§ **AIM OF THE EXERCISE**
Every line below that contains "page" is to be copied.

▼

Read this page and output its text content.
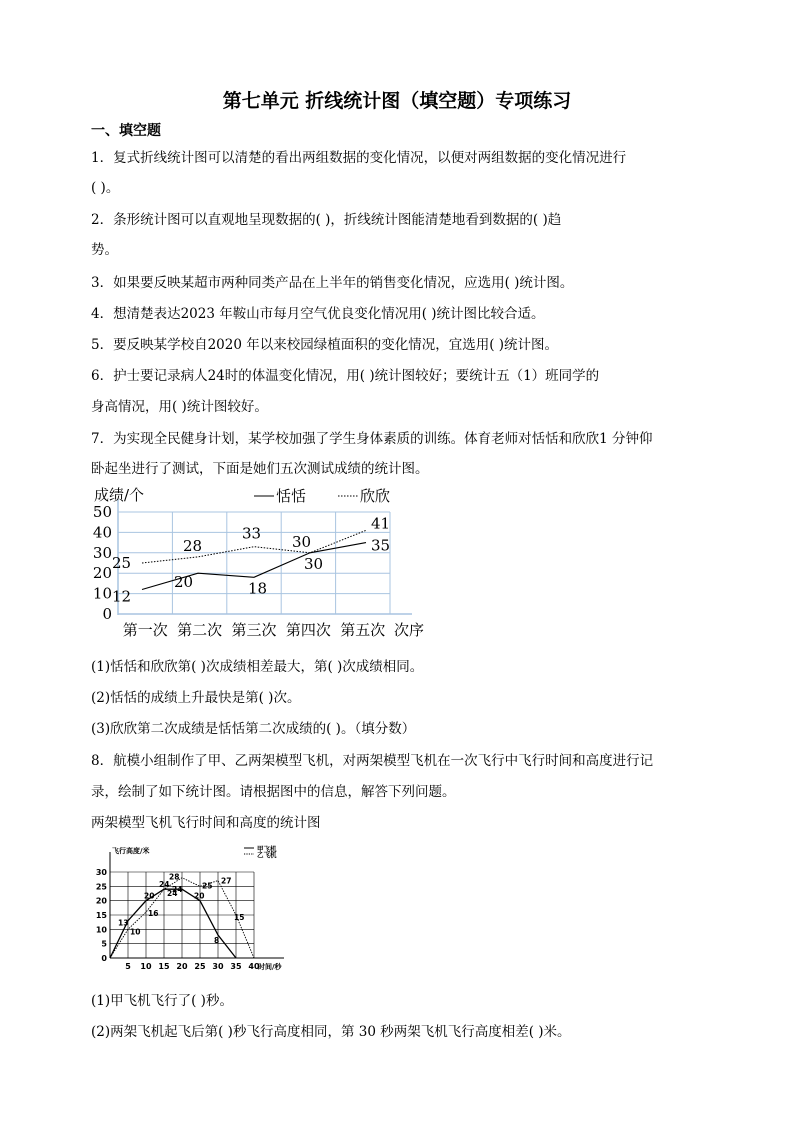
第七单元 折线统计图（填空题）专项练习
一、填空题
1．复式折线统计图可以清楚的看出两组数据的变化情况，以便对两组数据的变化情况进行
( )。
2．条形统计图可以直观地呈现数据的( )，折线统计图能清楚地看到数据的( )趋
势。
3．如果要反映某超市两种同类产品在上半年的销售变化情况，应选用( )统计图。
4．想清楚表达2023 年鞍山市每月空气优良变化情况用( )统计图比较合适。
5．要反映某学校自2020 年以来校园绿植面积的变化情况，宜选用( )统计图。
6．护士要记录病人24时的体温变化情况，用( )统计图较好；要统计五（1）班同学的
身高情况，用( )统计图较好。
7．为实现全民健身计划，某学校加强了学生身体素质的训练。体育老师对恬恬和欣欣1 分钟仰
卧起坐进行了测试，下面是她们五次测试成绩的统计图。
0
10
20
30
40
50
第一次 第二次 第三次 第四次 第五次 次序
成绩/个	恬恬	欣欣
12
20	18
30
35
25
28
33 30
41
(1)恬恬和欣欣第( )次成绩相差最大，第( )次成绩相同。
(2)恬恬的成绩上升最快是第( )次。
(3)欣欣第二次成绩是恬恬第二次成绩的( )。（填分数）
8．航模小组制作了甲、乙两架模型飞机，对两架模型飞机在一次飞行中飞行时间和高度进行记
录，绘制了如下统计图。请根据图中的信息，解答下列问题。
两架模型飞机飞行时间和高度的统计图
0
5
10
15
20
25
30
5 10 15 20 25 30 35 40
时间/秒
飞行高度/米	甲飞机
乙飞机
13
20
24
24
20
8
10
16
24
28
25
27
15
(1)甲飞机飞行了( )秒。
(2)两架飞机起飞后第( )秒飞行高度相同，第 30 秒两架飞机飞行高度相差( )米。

▲
▼

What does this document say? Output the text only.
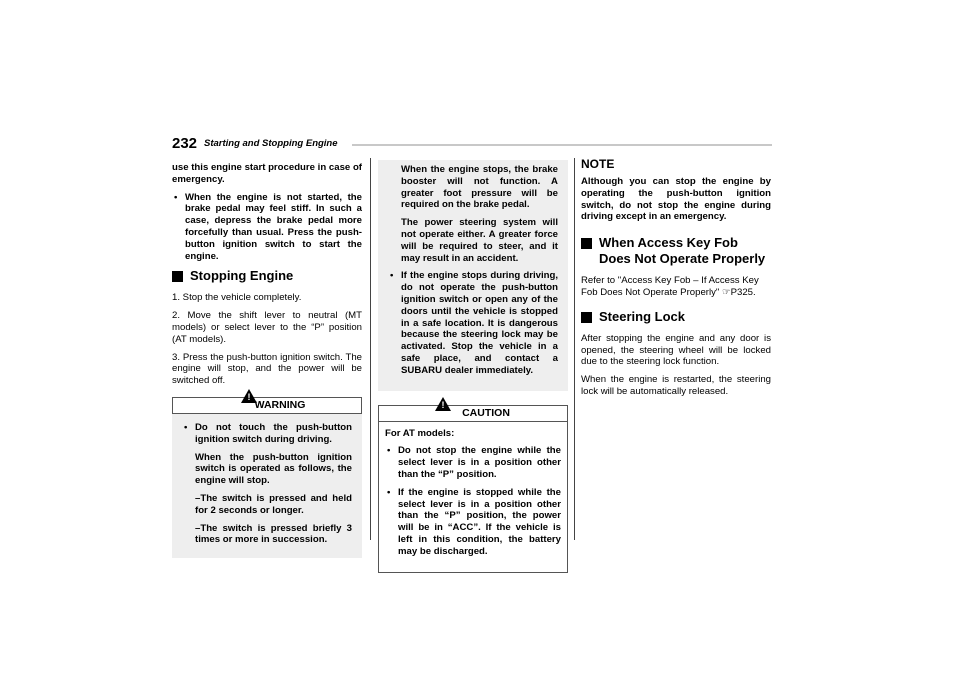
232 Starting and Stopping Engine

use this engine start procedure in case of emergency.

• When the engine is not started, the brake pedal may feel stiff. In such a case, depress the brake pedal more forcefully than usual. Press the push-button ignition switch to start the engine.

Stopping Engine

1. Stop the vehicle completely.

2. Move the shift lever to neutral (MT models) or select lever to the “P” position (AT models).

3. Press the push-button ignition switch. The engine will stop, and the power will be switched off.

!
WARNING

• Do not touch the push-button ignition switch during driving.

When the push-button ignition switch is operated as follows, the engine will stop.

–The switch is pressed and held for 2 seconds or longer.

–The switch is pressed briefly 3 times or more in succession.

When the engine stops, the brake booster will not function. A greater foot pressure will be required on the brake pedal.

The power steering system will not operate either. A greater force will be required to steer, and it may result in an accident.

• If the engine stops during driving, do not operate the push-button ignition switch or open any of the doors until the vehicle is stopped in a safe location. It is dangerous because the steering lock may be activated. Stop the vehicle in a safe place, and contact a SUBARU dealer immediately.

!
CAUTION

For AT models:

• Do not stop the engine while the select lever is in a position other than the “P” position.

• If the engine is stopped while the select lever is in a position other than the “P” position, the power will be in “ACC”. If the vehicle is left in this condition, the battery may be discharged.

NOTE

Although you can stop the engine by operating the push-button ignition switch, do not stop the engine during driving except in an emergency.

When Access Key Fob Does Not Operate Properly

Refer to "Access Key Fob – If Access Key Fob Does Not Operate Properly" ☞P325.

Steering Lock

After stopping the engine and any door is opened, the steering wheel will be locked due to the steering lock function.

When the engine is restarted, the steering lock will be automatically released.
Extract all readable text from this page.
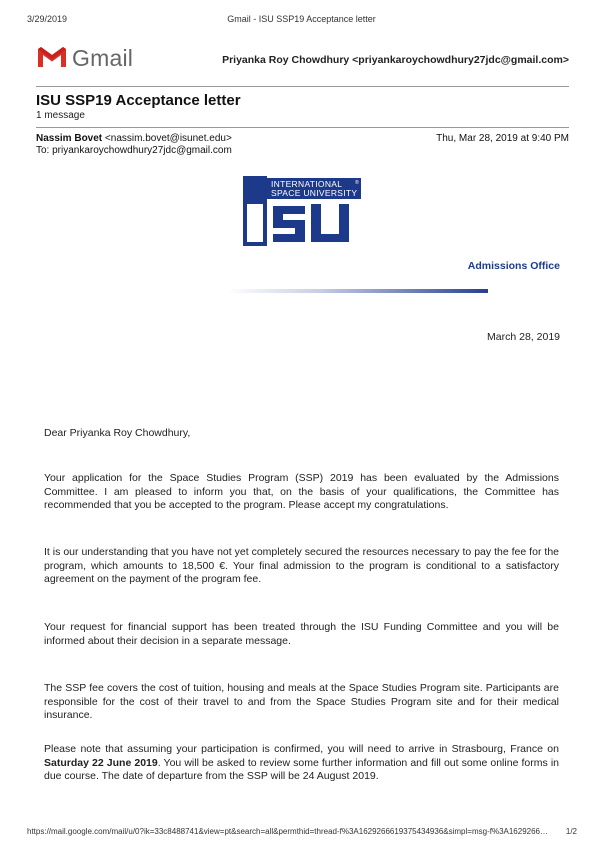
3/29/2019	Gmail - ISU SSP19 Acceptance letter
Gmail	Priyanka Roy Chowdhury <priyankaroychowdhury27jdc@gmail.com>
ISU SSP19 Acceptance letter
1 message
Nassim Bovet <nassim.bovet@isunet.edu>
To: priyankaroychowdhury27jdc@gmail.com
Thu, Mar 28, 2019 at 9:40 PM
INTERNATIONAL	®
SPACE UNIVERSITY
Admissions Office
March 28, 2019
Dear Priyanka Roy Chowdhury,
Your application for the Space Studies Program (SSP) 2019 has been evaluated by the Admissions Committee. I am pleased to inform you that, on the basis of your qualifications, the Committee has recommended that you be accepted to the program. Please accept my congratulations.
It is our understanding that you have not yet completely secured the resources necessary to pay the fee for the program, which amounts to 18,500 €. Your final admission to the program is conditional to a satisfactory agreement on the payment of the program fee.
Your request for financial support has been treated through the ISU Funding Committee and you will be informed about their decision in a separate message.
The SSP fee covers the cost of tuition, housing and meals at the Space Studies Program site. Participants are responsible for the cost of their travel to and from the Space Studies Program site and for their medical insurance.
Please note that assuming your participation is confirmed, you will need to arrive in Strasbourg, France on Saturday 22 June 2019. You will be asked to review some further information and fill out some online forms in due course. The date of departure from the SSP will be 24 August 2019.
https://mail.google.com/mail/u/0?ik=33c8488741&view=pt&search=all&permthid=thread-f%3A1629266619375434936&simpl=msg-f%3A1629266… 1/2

▲

§ **REPLY**
Read this page and output its text content.
Extract all readable text from this page.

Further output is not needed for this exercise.